* Goal
Copy the listing below exactly, from the line containing "explorer-here-icon[interactable]: ▣ —" down through the line containing "help-icon[interactable]: ? —", including both of those lines.

* Raw records
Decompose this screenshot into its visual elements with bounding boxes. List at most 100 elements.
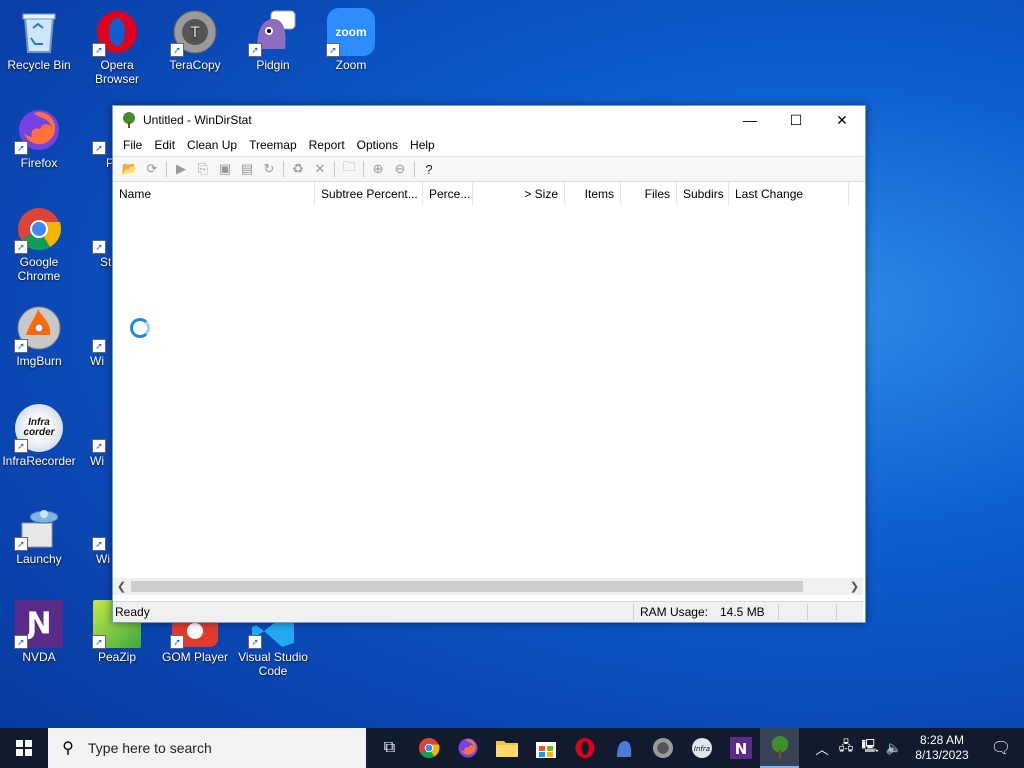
explorer-here-icon[interactable]: ▣ — [214, 159, 236, 179]
open-folder-icon[interactable]: 📂 — [119, 159, 141, 179]
menu-clean-up[interactable]: Clean Up — [181, 138, 243, 152]
toolbar-separator — [166, 161, 167, 177]
help-icon[interactable]: ? — [418, 159, 440, 179]
taskbar-opera-icon[interactable] — [565, 728, 604, 768]
status-text: Ready — [115, 605, 150, 619]
desktop-icon-google-chrome[interactable]: ➚ Google Chrome — [0, 205, 78, 283]
firefox-icon: ➚ — [14, 106, 63, 155]
nvda-logo-glyph: Ɲ — [26, 606, 52, 641]
desktop-icon-launchy[interactable]: ➚ Launchy — [0, 502, 78, 566]
task-view-icon[interactable]: ⧉ — [370, 728, 409, 768]
taskbar: ⚲ Type here to search ⧉ Infra N ︿ 🖧 🖳 🔈 … — [0, 728, 1024, 768]
clock[interactable]: 8:28 AM 8/13/2023 — [906, 733, 978, 763]
desktop-icon-label: InfraRecorder — [2, 454, 76, 468]
horizontal-scrollbar[interactable]: ❮ ❯ — [113, 578, 863, 595]
shortcut-arrow-icon: ➚ — [92, 537, 106, 551]
taskbar-infrarecorder-icon[interactable]: Infra — [682, 728, 721, 768]
refresh-selected-icon[interactable]: ⟳ — [141, 159, 163, 179]
column-items[interactable]: Items — [565, 182, 621, 206]
menu-edit[interactable]: Edit — [148, 138, 181, 152]
directory-list[interactable] — [113, 206, 863, 578]
delete-icon[interactable]: ✕ — [309, 159, 331, 179]
minimize-button[interactable]: — — [727, 106, 773, 134]
scrollbar-thumb[interactable] — [131, 581, 803, 592]
scroll-left-icon[interactable]: ❮ — [113, 580, 130, 593]
tray-app-icon[interactable]: 🖧 — [834, 737, 858, 759]
menu-report[interactable]: Report — [303, 138, 351, 152]
shortcut-arrow-icon: ➚ — [14, 240, 28, 254]
column-size[interactable]: > Size — [473, 182, 565, 206]
command-prompt-icon[interactable]: ▤ — [236, 159, 258, 179]
shortcut-arrow-icon: ➚ — [14, 537, 28, 551]
desktop-icon-pidgin[interactable]: ➚ Pidgin — [234, 8, 312, 72]
column-percent[interactable]: Perce... — [423, 182, 473, 206]
windirstat-window[interactable]: Untitled - WinDirStat — ☐ ✕ File Edit Cl… — [112, 105, 866, 623]
shortcut-arrow-icon: ➚ — [248, 43, 262, 57]
desktop-icon-firefox[interactable]: ➚ Firefox — [0, 106, 78, 170]
menu-treemap[interactable]: Treemap — [243, 138, 303, 152]
taskbar-firefox-icon[interactable] — [448, 728, 487, 768]
column-subdirs[interactable]: Subdirs — [677, 182, 729, 206]
taskbar-file-explorer-icon[interactable] — [487, 728, 526, 768]
maximize-button[interactable]: ☐ — [773, 106, 819, 134]
desktop-icon-nvda[interactable]: Ɲ ➚ NVDA — [0, 600, 78, 664]
menu-help[interactable]: Help — [404, 138, 441, 152]
status-segment — [807, 604, 836, 620]
refresh-all-icon[interactable]: ↻ — [258, 159, 280, 179]
zoom-in-icon[interactable]: ⊕ — [367, 159, 389, 179]
zoom-out-icon[interactable]: ⊖ — [389, 159, 411, 179]
start-button[interactable] — [0, 728, 48, 768]
desktop-icon-zoom[interactable]: zoom ➚ Zoom — [312, 8, 390, 72]
close-button[interactable]: ✕ — [819, 106, 865, 134]
column-last-change[interactable]: Last Change — [729, 182, 849, 206]
notification-center-icon[interactable]: 🗨 — [978, 728, 1024, 768]
taskbar-windirstat-icon[interactable] — [760, 728, 799, 768]
zoom-icon: zoom ➚ — [326, 8, 375, 57]
taskbar-pidgin-icon[interactable] — [604, 728, 643, 768]
desktop-icon-label: Visual Studio Code — [238, 650, 308, 678]
desktop-icon-label: ImgBurn — [16, 354, 62, 368]
desktop-icon-label: NVDA — [22, 650, 56, 664]
menu-options[interactable]: Options — [351, 138, 404, 152]
copy-path-icon[interactable]: ⎘ — [192, 159, 214, 179]
menu-file[interactable]: File — [117, 138, 148, 152]
recycle-bin-icon — [15, 8, 63, 56]
pidgin-icon: ➚ — [248, 8, 297, 57]
zoom-icon-text: zoom — [335, 25, 367, 39]
volume-icon[interactable]: 🔈 — [882, 740, 906, 756]
search-box[interactable]: ⚲ Type here to search — [48, 728, 366, 768]
chrome-icon: ➚ — [14, 205, 63, 254]
shortcut-arrow-icon: ➚ — [92, 141, 106, 155]
column-name[interactable]: Name — [113, 182, 315, 206]
desktop-icon-infrarecorder[interactable]: Infra corder ➚ InfraRecorder — [0, 404, 78, 468]
shortcut-arrow-icon: ➚ — [14, 439, 28, 453]
taskbar-chrome-icon[interactable] — [409, 728, 448, 768]
shortcut-arrow-icon: ➚ — [170, 43, 184, 57]
menu-bar: File Edit Clean Up Treemap Report Option… — [113, 134, 865, 156]
properties-icon[interactable]: 🗀 — [338, 159, 360, 179]
recycle-icon[interactable]: ♻ — [287, 159, 309, 179]
taskbar-teracopy-icon[interactable] — [643, 728, 682, 768]
desktop-icon-imgburn[interactable]: ➚ ImgBurn — [0, 304, 78, 368]
desktop-icon-label: Launchy — [16, 552, 62, 566]
column-subtree-percent[interactable]: Subtree Percent... — [315, 182, 423, 206]
infra-icon-text: Infra corder — [23, 417, 55, 438]
desktop-icon-teracopy[interactable]: T ➚ TeraCopy — [156, 8, 234, 72]
desktop-icon-label: Zoom — [335, 58, 367, 72]
column-files[interactable]: Files — [621, 182, 677, 206]
status-bar: Ready RAM Usage: 14.5 MB — [113, 601, 863, 622]
show-hidden-icons-chevron-icon[interactable]: ︿ — [810, 739, 834, 758]
scroll-right-icon[interactable]: ❯ — [846, 580, 863, 593]
title-bar[interactable]: Untitled - WinDirStat — ☐ ✕ — [113, 106, 865, 134]
ram-usage-label: RAM Usage: — [632, 604, 714, 620]
taskbar-store-icon[interactable] — [526, 728, 565, 768]
play-icon[interactable]: ▶ — [170, 159, 192, 179]
desktop-icon-opera[interactable]: ➚ Opera Browser — [78, 8, 156, 86]
taskbar-nvda-icon[interactable]: N — [721, 728, 760, 768]
network-icon[interactable]: 🖳 — [858, 737, 882, 759]
toolbar-separator — [414, 161, 415, 177]
desktop-icon-recycle-bin[interactable]: Recycle Bin — [0, 8, 78, 72]
clock-date: 8/13/2023 — [915, 748, 969, 762]
desktop-icon-label: PeaZip — [97, 650, 137, 664]
shortcut-arrow-icon: ➚ — [248, 635, 262, 649]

* Output
explorer-here-icon[interactable]: ▣ — [214, 159, 236, 179]
open-folder-icon[interactable]: 📂 — [119, 159, 141, 179]
menu-clean-up[interactable]: Clean Up — [181, 138, 243, 152]
toolbar-separator — [166, 161, 167, 177]
help-icon[interactable]: ? — [418, 159, 440, 179]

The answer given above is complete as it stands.